• THE DATA:
::::
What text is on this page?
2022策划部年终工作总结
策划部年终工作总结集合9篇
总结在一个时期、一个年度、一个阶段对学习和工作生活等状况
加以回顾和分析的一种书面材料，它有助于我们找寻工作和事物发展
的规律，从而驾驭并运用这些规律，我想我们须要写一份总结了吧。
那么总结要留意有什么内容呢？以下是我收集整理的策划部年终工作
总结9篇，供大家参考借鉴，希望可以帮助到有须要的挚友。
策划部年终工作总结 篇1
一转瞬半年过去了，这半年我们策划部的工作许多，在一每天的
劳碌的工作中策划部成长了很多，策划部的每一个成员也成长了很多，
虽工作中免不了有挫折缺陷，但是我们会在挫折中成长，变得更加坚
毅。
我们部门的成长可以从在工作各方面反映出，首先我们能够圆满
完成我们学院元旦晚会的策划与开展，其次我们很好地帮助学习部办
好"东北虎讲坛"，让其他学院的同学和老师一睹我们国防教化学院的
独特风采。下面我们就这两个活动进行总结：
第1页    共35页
::::
• EXERCISE GOAL:
Take the entries above and copy them out exactly.

• TASK RESULT:
What text is on this page?
2022策划部年终工作总结
策划部年终工作总结集合9篇
总结在一个时期、一个年度、一个阶段对学习和工作生活等状况
加以回顾和分析的一种书面材料，它有助于我们找寻工作和事物发展
的规律，从而驾驭并运用这些规律，我想我们须要写一份总结了吧。
那么总结要留意有什么内容呢？以下是我收集整理的策划部年终工作
总结9篇，供大家参考借鉴，希望可以帮助到有须要的挚友。
策划部年终工作总结 篇1
一转瞬半年过去了，这半年我们策划部的工作许多，在一每天的
劳碌的工作中策划部成长了很多，策划部的每一个成员也成长了很多，
虽工作中免不了有挫折缺陷，但是我们会在挫折中成长，变得更加坚
毅。
我们部门的成长可以从在工作各方面反映出，首先我们能够圆满
完成我们学院元旦晚会的策划与开展，其次我们很好地帮助学习部办
好"东北虎讲坛"，让其他学院的同学和老师一睹我们国防教化学院的
独特风采。下面我们就这两个活动进行总结：
第1页    共35页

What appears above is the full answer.